Restate the records in their entirety, word for word.

[BEGIN MATERIAL TO PROCESS]

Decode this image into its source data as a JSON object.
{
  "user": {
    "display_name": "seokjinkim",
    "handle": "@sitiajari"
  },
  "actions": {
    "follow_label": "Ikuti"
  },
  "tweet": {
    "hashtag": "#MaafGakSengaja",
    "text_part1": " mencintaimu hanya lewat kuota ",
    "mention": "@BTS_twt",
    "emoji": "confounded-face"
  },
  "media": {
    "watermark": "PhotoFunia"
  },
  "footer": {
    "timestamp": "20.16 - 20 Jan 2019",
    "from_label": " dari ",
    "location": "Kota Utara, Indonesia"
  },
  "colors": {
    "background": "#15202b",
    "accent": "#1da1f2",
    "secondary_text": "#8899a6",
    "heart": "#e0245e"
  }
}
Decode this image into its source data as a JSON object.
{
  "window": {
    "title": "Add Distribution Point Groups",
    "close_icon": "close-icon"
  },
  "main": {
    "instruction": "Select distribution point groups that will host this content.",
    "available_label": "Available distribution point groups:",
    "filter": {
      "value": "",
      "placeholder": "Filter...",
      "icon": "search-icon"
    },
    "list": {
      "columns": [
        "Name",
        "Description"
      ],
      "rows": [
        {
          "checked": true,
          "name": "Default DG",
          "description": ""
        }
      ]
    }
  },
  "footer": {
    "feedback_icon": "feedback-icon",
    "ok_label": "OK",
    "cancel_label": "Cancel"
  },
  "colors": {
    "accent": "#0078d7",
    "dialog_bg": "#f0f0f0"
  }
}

[END MATERIAL TO PROCESS]

- **EXERCISE RESPONSE**:
Decode this image into its source data as a JSON object.
{
  "user": {
    "display_name": "seokjinkim",
    "handle": "@sitiajari"
  },
  "actions": {
    "follow_label": "Ikuti"
  },
  "tweet": {
    "hashtag": "#MaafGakSengaja",
    "text_part1": " mencintaimu hanya lewat kuota ",
    "mention": "@BTS_twt",
    "emoji": "confounded-face"
  },
  "media": {
    "watermark": "PhotoFunia"
  },
  "footer": {
    "timestamp": "20.16 - 20 Jan 2019",
    "from_label": " dari ",
    "location": "Kota Utara, Indonesia"
  },
  "colors": {
    "background": "#15202b",
    "accent": "#1da1f2",
    "secondary_text": "#8899a6",
    "heart": "#e0245e"
  }
}
Decode this image into its source data as a JSON object.
{
  "window": {
    "title": "Add Distribution Point Groups",
    "close_icon": "close-icon"
  },
  "main": {
    "instruction": "Select distribution point groups that will host this content.",
    "available_label": "Available distribution point groups:",
    "filter": {
      "value": "",
      "placeholder": "Filter...",
      "icon": "search-icon"
    },
    "list": {
      "columns": [
        "Name",
        "Description"
      ],
      "rows": [
        {
          "checked": true,
          "name": "Default DG",
          "description": ""
        }
      ]
    }
  },
  "footer": {
    "feedback_icon": "feedback-icon",
    "ok_label": "OK",
    "cancel_label": "Cancel"
  },
  "colors": {
    "accent": "#0078d7",
    "dialog_bg": "#f0f0f0"
  }
}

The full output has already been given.